───── The input ─────
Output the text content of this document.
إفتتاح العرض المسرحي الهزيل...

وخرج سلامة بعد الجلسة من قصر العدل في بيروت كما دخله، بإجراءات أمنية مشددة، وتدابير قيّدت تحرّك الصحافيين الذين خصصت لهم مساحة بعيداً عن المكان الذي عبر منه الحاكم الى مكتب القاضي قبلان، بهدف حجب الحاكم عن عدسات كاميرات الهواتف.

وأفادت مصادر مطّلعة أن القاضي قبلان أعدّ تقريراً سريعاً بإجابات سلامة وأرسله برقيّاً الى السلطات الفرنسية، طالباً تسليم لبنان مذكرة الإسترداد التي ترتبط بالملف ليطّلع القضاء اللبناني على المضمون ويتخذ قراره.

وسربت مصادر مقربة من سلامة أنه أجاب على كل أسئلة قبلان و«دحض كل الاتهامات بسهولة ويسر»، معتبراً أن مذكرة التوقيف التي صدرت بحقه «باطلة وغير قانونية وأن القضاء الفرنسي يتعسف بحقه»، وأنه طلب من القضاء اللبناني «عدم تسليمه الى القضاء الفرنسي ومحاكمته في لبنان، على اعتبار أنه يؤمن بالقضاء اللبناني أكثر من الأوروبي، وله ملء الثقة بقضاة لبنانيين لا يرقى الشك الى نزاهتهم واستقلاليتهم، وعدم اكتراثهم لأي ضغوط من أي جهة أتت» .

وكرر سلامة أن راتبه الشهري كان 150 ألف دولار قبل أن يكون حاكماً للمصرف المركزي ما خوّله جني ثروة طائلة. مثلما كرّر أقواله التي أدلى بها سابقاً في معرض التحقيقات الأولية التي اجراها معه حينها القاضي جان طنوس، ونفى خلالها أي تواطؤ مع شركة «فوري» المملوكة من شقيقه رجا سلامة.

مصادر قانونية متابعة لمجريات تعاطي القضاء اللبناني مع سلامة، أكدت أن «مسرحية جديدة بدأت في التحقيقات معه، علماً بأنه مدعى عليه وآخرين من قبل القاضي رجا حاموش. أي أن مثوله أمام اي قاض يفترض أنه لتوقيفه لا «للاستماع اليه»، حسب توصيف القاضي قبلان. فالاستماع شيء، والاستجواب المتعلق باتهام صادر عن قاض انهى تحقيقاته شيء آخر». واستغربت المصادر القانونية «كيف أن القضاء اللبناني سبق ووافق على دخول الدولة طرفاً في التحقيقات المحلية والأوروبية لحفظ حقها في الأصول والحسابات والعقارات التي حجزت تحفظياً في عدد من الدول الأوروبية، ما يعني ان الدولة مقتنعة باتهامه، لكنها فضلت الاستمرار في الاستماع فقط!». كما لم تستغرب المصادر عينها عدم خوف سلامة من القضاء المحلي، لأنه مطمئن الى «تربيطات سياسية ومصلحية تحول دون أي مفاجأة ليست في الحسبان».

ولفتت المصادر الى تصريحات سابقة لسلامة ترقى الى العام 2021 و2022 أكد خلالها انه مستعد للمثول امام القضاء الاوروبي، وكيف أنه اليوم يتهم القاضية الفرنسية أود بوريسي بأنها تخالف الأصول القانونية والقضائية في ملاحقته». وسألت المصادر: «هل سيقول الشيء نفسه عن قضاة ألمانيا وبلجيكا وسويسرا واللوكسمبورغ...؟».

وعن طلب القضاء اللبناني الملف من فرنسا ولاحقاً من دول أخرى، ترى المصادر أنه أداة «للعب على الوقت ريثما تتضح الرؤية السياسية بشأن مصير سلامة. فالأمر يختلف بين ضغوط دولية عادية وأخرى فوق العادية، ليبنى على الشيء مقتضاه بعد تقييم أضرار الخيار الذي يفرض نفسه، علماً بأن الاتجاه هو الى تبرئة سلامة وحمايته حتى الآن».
─────
───── The input ─────
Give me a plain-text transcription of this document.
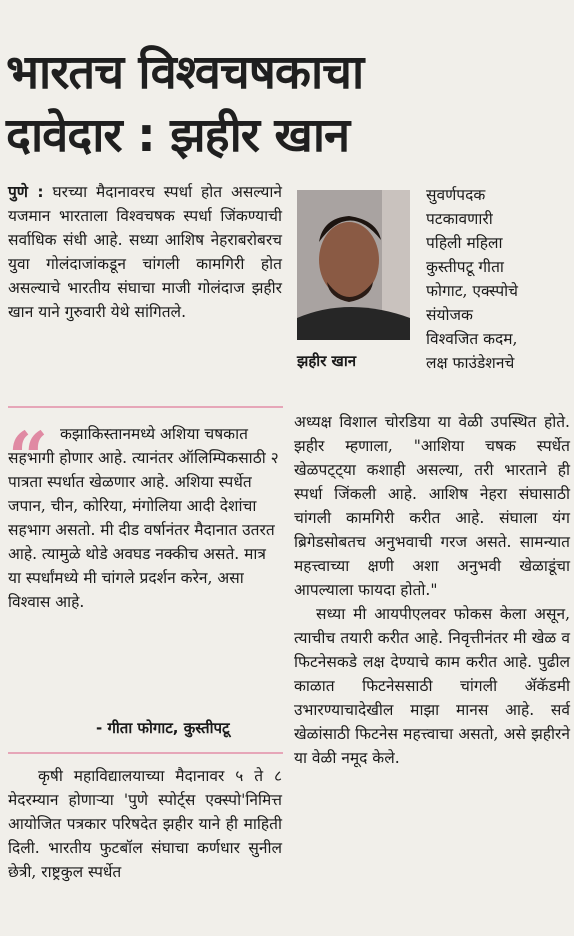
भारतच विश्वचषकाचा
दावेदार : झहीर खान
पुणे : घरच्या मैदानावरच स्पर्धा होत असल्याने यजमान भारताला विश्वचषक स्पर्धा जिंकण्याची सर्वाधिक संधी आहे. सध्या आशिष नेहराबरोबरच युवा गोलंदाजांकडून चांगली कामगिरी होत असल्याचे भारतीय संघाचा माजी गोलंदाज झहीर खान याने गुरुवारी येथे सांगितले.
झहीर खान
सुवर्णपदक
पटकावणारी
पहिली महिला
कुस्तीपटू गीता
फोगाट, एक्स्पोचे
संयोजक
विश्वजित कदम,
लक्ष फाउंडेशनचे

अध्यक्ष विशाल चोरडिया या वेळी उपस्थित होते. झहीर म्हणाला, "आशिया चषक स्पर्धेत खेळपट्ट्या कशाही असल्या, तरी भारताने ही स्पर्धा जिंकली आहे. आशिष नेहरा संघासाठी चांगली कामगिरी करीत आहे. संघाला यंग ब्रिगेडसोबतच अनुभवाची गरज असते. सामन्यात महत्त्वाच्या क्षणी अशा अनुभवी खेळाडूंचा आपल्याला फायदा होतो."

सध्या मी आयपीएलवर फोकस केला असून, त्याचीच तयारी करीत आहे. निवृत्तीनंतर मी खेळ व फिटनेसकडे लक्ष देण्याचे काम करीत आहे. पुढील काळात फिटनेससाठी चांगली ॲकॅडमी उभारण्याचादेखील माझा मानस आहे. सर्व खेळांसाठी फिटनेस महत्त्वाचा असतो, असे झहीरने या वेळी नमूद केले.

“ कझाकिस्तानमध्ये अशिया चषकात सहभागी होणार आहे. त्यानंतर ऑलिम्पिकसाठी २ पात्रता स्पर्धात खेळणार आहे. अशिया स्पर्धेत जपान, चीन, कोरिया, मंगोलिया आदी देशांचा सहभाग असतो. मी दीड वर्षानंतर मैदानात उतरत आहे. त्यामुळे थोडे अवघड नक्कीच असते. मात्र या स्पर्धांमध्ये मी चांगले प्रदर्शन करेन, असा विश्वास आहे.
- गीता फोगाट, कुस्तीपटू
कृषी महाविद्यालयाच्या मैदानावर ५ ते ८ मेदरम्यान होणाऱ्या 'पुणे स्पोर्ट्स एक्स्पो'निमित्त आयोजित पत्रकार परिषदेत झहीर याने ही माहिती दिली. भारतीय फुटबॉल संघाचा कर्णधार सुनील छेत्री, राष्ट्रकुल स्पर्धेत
─────
• _Work instructions_
Extract every line that has the string "الذي" in it.

• _Expected output_
وخرج سلامة بعد الجلسة من قصر العدل في بيروت كما دخله، بإجراءات أمنية مشددة، وتدابير قيّدت تحرّك الصحافيين الذين خصصت لهم مساحة بعيداً عن المكان الذي عبر منه الحاكم الى مكتب القاضي قبلان، بهدف حجب الحاكم عن عدسات كاميرات الهواتف.
وعن طلب القضاء اللبناني الملف من فرنسا ولاحقاً من دول أخرى، ترى المصادر أنه أداة «للعب على الوقت ريثما تتضح الرؤية السياسية بشأن مصير سلامة. فالأمر يختلف بين ضغوط دولية عادية وأخرى فوق العادية، ليبنى على الشيء مقتضاه بعد تقييم أضرار الخيار الذي يفرض نفسه، علماً بأن الاتجاه هو الى تبرئة سلامة وحمايته حتى الآن».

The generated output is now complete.